| Prompt |
Copy the entries from the line with "Itemize the components" to the line with "title-script-word: dumny bbox=[665, 160, 906, 244]", swapping "star-icon" for "star-glyph" and leaving everything else unchanged.
──────── Records for the task ────────
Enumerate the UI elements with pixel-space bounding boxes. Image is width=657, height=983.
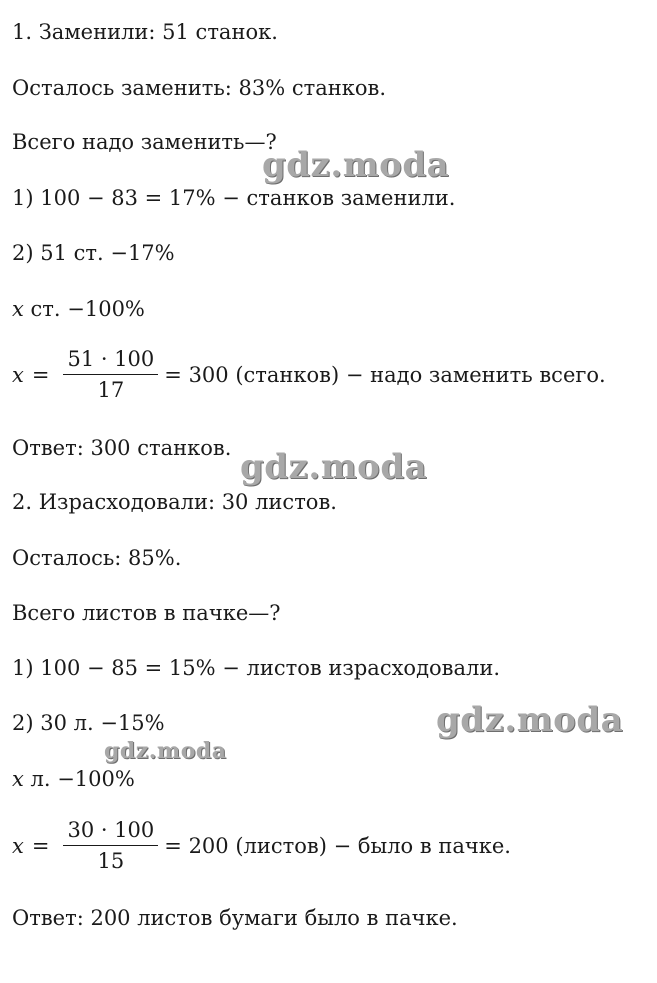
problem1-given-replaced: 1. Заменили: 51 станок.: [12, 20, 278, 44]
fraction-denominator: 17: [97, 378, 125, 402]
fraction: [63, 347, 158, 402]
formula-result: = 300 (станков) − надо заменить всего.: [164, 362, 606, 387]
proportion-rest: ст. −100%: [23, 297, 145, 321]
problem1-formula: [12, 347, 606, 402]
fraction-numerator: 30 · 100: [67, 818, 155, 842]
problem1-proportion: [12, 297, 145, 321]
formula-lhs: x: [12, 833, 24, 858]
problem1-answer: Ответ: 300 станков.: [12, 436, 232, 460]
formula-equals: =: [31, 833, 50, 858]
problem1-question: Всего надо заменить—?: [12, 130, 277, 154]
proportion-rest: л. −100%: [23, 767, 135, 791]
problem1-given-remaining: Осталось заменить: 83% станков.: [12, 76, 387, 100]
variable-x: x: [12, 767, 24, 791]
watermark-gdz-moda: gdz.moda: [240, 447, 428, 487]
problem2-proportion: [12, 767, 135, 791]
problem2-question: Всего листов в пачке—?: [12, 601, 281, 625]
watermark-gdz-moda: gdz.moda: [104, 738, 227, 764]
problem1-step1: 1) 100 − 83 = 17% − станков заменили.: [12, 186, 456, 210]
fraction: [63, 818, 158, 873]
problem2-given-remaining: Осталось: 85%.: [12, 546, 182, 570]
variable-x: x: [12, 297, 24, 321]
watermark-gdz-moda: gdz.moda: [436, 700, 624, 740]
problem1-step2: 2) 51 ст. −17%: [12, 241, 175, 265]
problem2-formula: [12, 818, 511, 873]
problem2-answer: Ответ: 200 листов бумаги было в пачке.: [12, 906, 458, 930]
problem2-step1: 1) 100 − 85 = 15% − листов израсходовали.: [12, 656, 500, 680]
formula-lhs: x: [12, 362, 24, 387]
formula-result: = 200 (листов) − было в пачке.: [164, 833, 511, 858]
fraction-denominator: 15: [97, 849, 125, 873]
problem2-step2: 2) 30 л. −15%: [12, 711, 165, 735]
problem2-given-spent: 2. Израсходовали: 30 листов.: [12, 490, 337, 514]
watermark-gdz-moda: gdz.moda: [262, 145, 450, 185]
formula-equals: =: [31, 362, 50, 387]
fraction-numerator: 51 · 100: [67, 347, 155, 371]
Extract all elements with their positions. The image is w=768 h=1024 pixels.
────────
──────── Records for the task ────────
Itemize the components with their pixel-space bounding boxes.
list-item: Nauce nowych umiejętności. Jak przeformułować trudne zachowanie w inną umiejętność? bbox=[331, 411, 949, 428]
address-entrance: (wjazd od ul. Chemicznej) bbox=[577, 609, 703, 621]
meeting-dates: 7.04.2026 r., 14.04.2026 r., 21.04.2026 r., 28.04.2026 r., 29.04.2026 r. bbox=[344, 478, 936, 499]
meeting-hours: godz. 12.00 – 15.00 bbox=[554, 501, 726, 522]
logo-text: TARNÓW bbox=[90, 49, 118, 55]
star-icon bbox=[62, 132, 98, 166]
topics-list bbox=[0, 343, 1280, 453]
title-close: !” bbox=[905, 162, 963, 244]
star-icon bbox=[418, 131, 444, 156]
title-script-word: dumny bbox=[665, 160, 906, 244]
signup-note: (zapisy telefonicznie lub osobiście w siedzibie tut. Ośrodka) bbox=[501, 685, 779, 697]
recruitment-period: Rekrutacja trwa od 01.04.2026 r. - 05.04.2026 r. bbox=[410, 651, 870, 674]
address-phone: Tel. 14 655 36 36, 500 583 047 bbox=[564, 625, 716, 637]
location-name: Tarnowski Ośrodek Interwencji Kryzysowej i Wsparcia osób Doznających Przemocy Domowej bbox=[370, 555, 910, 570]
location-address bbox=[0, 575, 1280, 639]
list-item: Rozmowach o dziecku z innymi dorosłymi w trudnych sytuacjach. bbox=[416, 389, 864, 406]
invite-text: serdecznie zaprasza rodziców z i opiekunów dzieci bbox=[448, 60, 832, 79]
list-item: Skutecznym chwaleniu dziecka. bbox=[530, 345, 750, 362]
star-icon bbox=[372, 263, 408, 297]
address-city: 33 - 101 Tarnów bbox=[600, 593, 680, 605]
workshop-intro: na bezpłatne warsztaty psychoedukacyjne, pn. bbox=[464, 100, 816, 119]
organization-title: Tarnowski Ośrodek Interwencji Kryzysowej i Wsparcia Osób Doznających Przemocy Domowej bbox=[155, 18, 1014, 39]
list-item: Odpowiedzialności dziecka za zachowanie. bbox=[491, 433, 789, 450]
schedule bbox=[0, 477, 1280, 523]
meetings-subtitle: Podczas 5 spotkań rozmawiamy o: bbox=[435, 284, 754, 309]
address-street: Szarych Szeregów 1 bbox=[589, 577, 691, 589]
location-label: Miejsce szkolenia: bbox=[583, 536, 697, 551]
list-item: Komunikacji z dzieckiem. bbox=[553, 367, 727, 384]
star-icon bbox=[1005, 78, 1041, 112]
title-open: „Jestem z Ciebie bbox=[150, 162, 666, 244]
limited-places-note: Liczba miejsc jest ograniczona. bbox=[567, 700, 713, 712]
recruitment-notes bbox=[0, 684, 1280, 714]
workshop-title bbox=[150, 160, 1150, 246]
────────
| Answer to the task |
Itemize the components with their pixel-space bounding boxes.
list-item: Nauce nowych umiejętności. Jak przeformułować trudne zachowanie w inną umiejętność? bbox=[331, 411, 949, 428]
address-entrance: (wjazd od ul. Chemicznej) bbox=[577, 609, 703, 621]
meeting-dates: 7.04.2026 r., 14.04.2026 r., 21.04.2026 r., 28.04.2026 r., 29.04.2026 r. bbox=[344, 478, 936, 499]
meeting-hours: godz. 12.00 – 15.00 bbox=[554, 501, 726, 522]
logo-text: TARNÓW bbox=[90, 49, 118, 55]
star-glyph bbox=[62, 132, 98, 166]
topics-list bbox=[0, 343, 1280, 453]
title-close: !” bbox=[905, 162, 963, 244]
star-glyph bbox=[418, 131, 444, 156]
title-script-word: dumny bbox=[665, 160, 906, 244]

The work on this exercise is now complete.